» **GIVEN REQUEST**
Images embedded in the records are excluded; print everything else exactly as given.

--- THE DATA ---

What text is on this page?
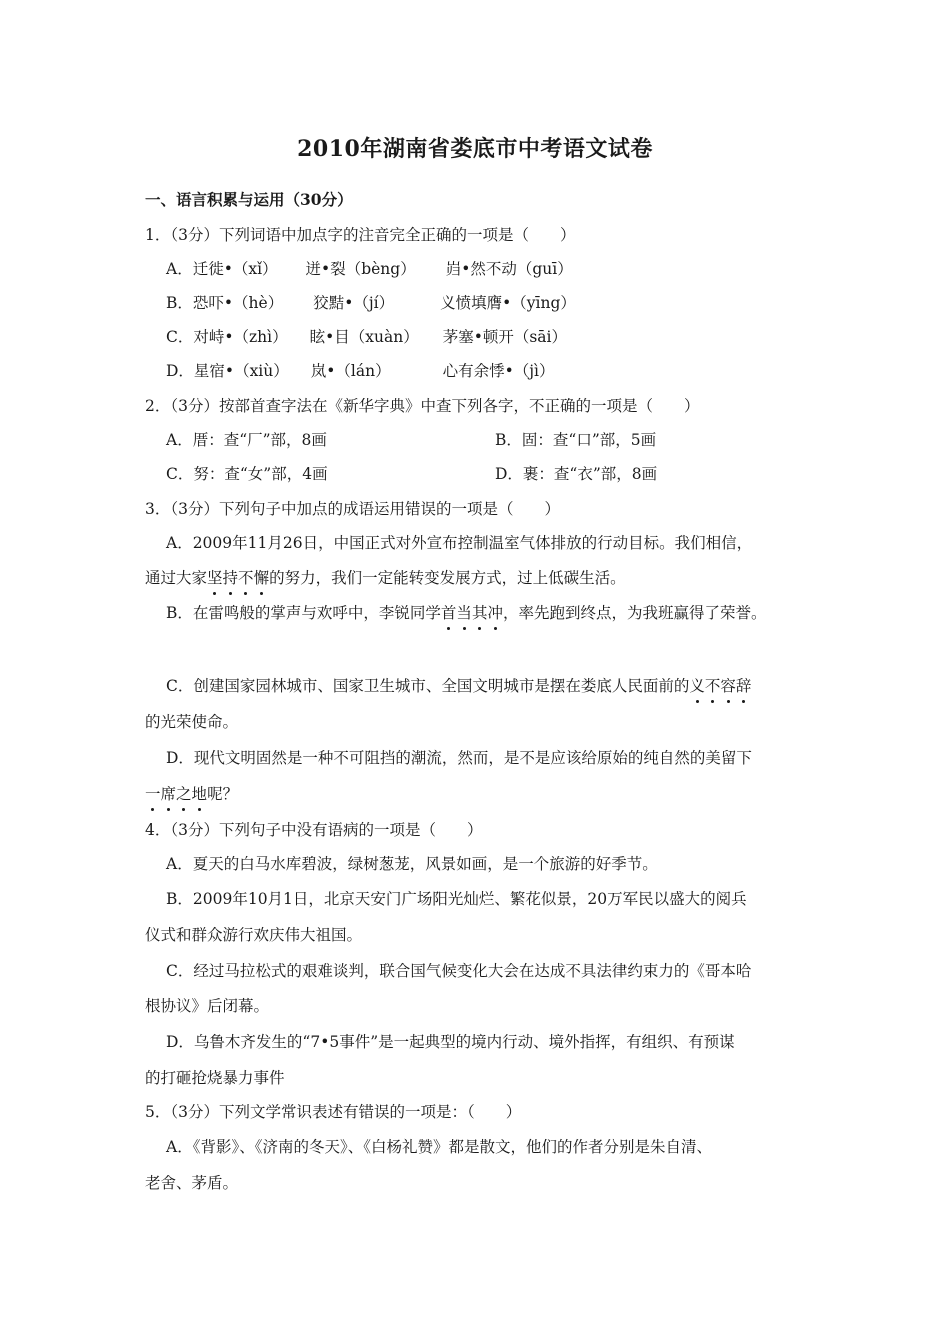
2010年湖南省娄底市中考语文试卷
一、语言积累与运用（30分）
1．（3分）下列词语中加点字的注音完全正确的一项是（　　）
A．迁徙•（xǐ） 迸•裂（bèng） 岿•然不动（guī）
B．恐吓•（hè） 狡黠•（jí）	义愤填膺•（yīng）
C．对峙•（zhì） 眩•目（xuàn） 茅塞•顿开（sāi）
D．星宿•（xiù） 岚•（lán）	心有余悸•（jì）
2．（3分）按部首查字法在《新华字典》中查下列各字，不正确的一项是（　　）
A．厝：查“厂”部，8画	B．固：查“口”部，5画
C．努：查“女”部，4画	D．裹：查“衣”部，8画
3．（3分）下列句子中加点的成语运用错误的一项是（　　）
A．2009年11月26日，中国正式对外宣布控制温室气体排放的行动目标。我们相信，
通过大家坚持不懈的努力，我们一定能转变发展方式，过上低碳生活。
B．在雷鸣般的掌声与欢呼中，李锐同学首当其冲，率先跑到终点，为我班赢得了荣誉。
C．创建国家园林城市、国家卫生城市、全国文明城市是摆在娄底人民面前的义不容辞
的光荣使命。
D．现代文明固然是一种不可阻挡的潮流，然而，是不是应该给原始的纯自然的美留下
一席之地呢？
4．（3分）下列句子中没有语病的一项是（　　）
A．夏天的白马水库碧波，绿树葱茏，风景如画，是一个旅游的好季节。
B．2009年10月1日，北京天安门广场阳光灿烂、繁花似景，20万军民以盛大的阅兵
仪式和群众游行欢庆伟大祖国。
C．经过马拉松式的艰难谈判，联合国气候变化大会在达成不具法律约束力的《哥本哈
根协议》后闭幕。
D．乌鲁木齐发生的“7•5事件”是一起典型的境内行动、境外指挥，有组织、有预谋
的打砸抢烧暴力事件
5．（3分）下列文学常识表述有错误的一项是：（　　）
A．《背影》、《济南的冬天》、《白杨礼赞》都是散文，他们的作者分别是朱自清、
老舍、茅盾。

---

» **ANSWER TO THE TASK**
What text is on this page?
2010年湖南省娄底市中考语文试卷
一、语言积累与运用（30分）
1．（3分）下列词语中加点字的注音完全正确的一项是（　　）
A．迁徙•（xǐ） 迸•裂（bèng） 岿•然不动（guī）
B．恐吓•（hè） 狡黠•（jí）	义愤填膺•（yīng）
C．对峙•（zhì） 眩•目（xuàn） 茅塞•顿开（sāi）
D．星宿•（xiù） 岚•（lán）	心有余悸•（jì）
2．（3分）按部首查字法在《新华字典》中查下列各字，不正确的一项是（　　）
A．厝：查“厂”部，8画	B．固：查“口”部，5画
C．努：查“女”部，4画	D．裹：查“衣”部，8画
3．（3分）下列句子中加点的成语运用错误的一项是（　　）
A．2009年11月26日，中国正式对外宣布控制温室气体排放的行动目标。我们相信，
通过大家坚持不懈的努力，我们一定能转变发展方式，过上低碳生活。
B．在雷鸣般的掌声与欢呼中，李锐同学首当其冲，率先跑到终点，为我班赢得了荣誉。
C．创建国家园林城市、国家卫生城市、全国文明城市是摆在娄底人民面前的义不容辞
的光荣使命。
D．现代文明固然是一种不可阻挡的潮流，然而，是不是应该给原始的纯自然的美留下
一席之地呢？
4．（3分）下列句子中没有语病的一项是（　　）
A．夏天的白马水库碧波，绿树葱茏，风景如画，是一个旅游的好季节。
B．2009年10月1日，北京天安门广场阳光灿烂、繁花似景，20万军民以盛大的阅兵
仪式和群众游行欢庆伟大祖国。
C．经过马拉松式的艰难谈判，联合国气候变化大会在达成不具法律约束力的《哥本哈
根协议》后闭幕。
D．乌鲁木齐发生的“7•5事件”是一起典型的境内行动、境外指挥，有组织、有预谋
的打砸抢烧暴力事件
5．（3分）下列文学常识表述有错误的一项是：（　　）
A．《背影》、《济南的冬天》、《白杨礼赞》都是散文，他们的作者分别是朱自清、
老舍、茅盾。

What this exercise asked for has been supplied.